BEGIN Extracted information

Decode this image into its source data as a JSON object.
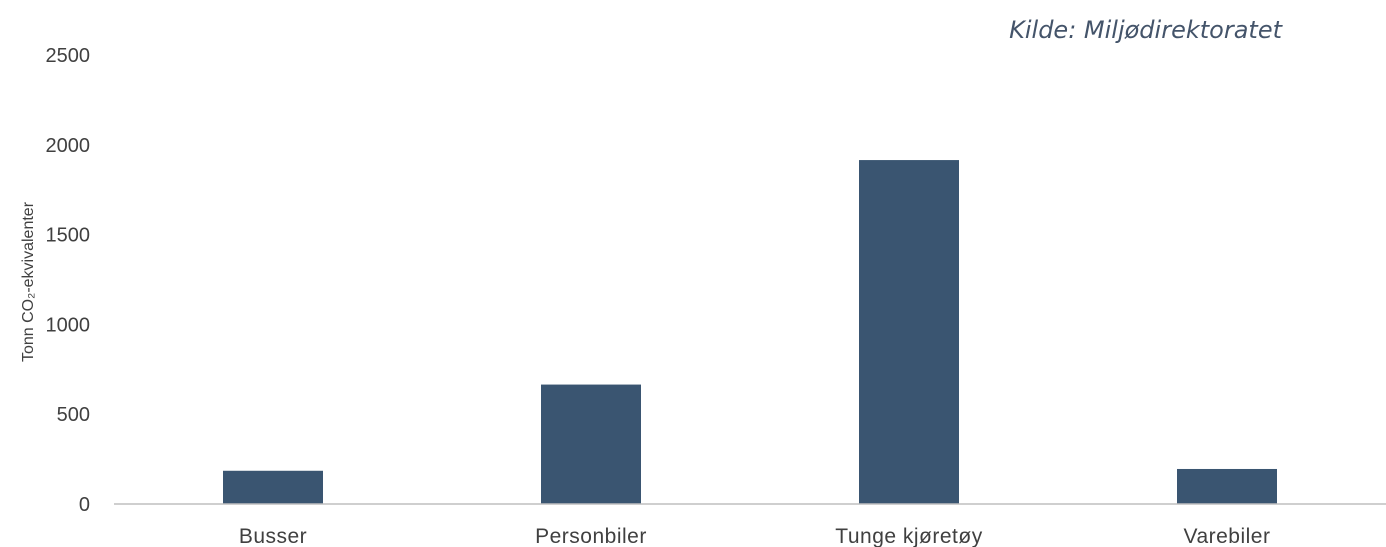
{
  "source": {
    "text": "Kilde: Miljødirektoratet"
  },
  "colors": {
    "bar": "#3a5571",
    "source_text": "#44546a",
    "axis_line": "#bfbfbf",
    "tick_text": "#404040"
  },
  "chart_data": {
    "type": "bar",
    "title": "",
    "xlabel": "",
    "ylabel": "Tonn CO₂-ekvivalenter",
    "categories": [
      "Busser",
      "Personbiler",
      "Tunge kjøretøy",
      "Varebiler"
    ],
    "values": [
      185,
      665,
      1915,
      195
    ],
    "ylim": [
      0,
      2500
    ],
    "yticks": [
      "0",
      "500",
      "1000",
      "1500",
      "2000",
      "2500"
    ],
    "grid": false,
    "legend": "none"
  }
}
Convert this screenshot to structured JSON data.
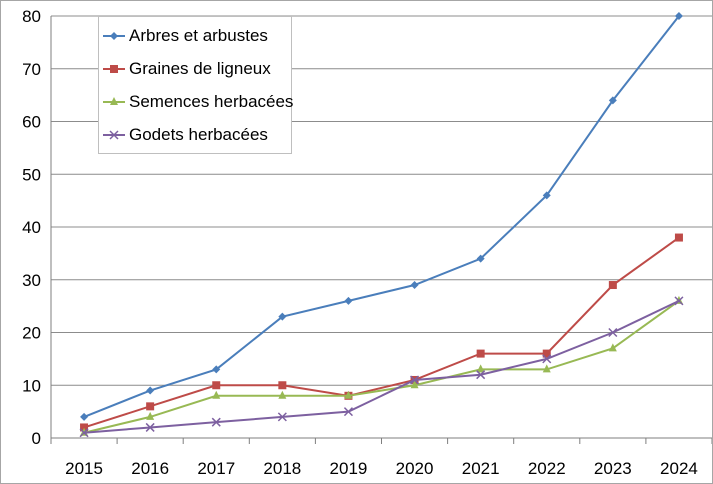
{
  "chart_data": {
    "type": "line",
    "title": "",
    "xlabel": "",
    "ylabel": "",
    "categories": [
      "2015",
      "2016",
      "2017",
      "2018",
      "2019",
      "2020",
      "2021",
      "2022",
      "2023",
      "2024"
    ],
    "ylim": [
      0,
      80
    ],
    "yticks": [
      "0",
      "10",
      "20",
      "30",
      "40",
      "50",
      "60",
      "70",
      "80"
    ],
    "grid": "horizontal",
    "legend_position": "top-left",
    "series": [
      {
        "name": "Arbres et arbustes",
        "color": "#4a7ebb",
        "marker": "diamond",
        "values": [
          4,
          9,
          13,
          23,
          26,
          29,
          34,
          46,
          64,
          80
        ]
      },
      {
        "name": "Graines de ligneux",
        "color": "#be4b48",
        "marker": "square",
        "values": [
          2,
          6,
          10,
          10,
          8,
          11,
          16,
          16,
          29,
          38
        ]
      },
      {
        "name": "Semences herbacées",
        "color": "#98b954",
        "marker": "triangle",
        "values": [
          1,
          4,
          8,
          8,
          8,
          10,
          13,
          13,
          17,
          26
        ]
      },
      {
        "name": "Godets herbacées",
        "color": "#7d60a0",
        "marker": "x",
        "values": [
          1,
          2,
          3,
          4,
          5,
          11,
          12,
          15,
          20,
          26
        ]
      }
    ]
  }
}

END Extracted information

__Required work__: Write out each line again precisely as it appears, skipping every picture.

__Right answer__:
Decode this image into its source data as a JSON object.
{
  "source": {
    "text": "Kilde: Miljødirektoratet"
  },
  "colors": {
    "bar": "#3a5571",
    "source_text": "#44546a",
    "axis_line": "#bfbfbf",
    "tick_text": "#404040"
  },
  "chart_data": {
    "type": "bar",
    "title": "",
    "xlabel": "",
    "ylabel": "Tonn CO₂-ekvivalenter",
    "categories": [
      "Busser",
      "Personbiler",
      "Tunge kjøretøy",
      "Varebiler"
    ],
    "values": [
      185,
      665,
      1915,
      195
    ],
    "ylim": [
      0,
      2500
    ],
    "yticks": [
      "0",
      "500",
      "1000",
      "1500",
      "2000",
      "2500"
    ],
    "grid": false,
    "legend": "none"
  }
}
Convert this screenshot to structured JSON data.
{
  "chart_data": {
    "type": "line",
    "title": "",
    "xlabel": "",
    "ylabel": "",
    "categories": [
      "2015",
      "2016",
      "2017",
      "2018",
      "2019",
      "2020",
      "2021",
      "2022",
      "2023",
      "2024"
    ],
    "ylim": [
      0,
      80
    ],
    "yticks": [
      "0",
      "10",
      "20",
      "30",
      "40",
      "50",
      "60",
      "70",
      "80"
    ],
    "grid": "horizontal",
    "legend_position": "top-left",
    "series": [
      {
        "name": "Arbres et arbustes",
        "color": "#4a7ebb",
        "marker": "diamond",
        "values": [
          4,
          9,
          13,
          23,
          26,
          29,
          34,
          46,
          64,
          80
        ]
      },
      {
        "name": "Graines de ligneux",
        "color": "#be4b48",
        "marker": "square",
        "values": [
          2,
          6,
          10,
          10,
          8,
          11,
          16,
          16,
          29,
          38
        ]
      },
      {
        "name": "Semences herbacées",
        "color": "#98b954",
        "marker": "triangle",
        "values": [
          1,
          4,
          8,
          8,
          8,
          10,
          13,
          13,
          17,
          26
        ]
      },
      {
        "name": "Godets herbacées",
        "color": "#7d60a0",
        "marker": "x",
        "values": [
          1,
          2,
          3,
          4,
          5,
          11,
          12,
          15,
          20,
          26
        ]
      }
    ]
  }
}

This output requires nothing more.